===== Document excerpt =====
Supermodel Silvio gives up on the old ladies

Published: April 18, 2008 at 7:15pm

ghonella

My Silvio left me for the youth vote

It looks like Silvio’s old ladies are dying on him by degrees. It’s true that as one old lady kicks the bucket another one comes on stream, but Silvio is taking no chances. He has written an article for The Malta Independent (oh my god, I have competition) called ‘Attracting the younger generation’, in which he displays his analytical skills and reveals himself to be the true strategist that Labour needs.

One of the conclusions that one can make regarding the last general election is that the younger generation played a very important part in it. I am personally convinced that the majority of youths wanted an alternative to the Nationalist government, but on the other hand the Labour Party was not convincing enough for them.

I don’t know where Silvio spent the electoral campaign, apart from handing out plastic roses at school gates and sucking up to old ladies, but from where I was sitting, it looked like the ‘majority of youths’ were at Nationalist mass meetings screaming ‘Gonzi’.

And while we’re about it, will you excuse me for delivering a mini hectoring lecture about the use of the words ‘youth’ and ‘youths’? Every time I see the way they are deployed like missiles in articles by politicians and other people with an agenda, I want to fling myself down and gnaw the carpet.
The word ‘youth’ has several meanings, and one of them is ‘young people’, as in ‘the youth of the country’. (The youth of the country does not mean an 18-year-old peasant from Rahal Gandab; it means all the young people of the country, as in state). So please would all you politicians just stop writing and talking about ‘the youths of Malta’ because that has another meaning entirely. It means the young men of Malta, and not young Maltese people of both genders.
===== Data section =====
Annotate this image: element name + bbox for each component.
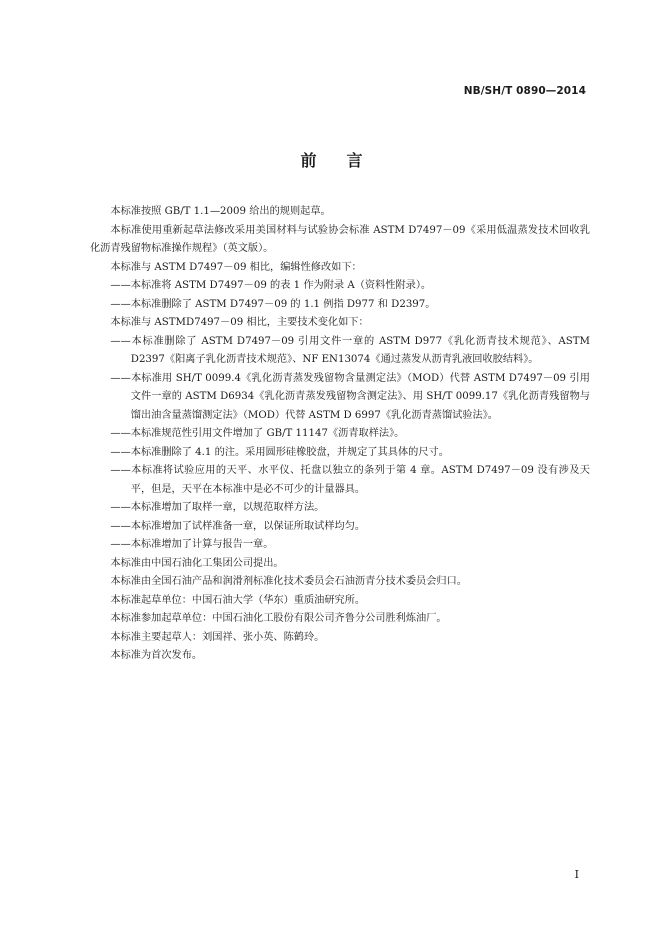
=====
Exercise objective:
Write out the passage of the post about Silvio and the youth vote starting with "Supermodel Silvio gives" and going on through "enough for them.".

Exercise answer:
Supermodel Silvio gives up on the old ladies

Published: April 18, 2008 at 7:15pm

ghonella

My Silvio left me for the youth vote

It looks like Silvio’s old ladies are dying on him by degrees. It’s true that as one old lady kicks the bucket another one comes on stream, but Silvio is taking no chances. He has written an article for The Malta Independent (oh my god, I have competition) called ‘Attracting the younger generation’, in which he displays his analytical skills and reveals himself to be the true strategist that Labour needs.

One of the conclusions that one can make regarding the last general election is that the younger generation played a very important part in it. I am personally convinced that the majority of youths wanted an alternative to the Nationalist government, but on the other hand the Labour Party was not convincing enough for them.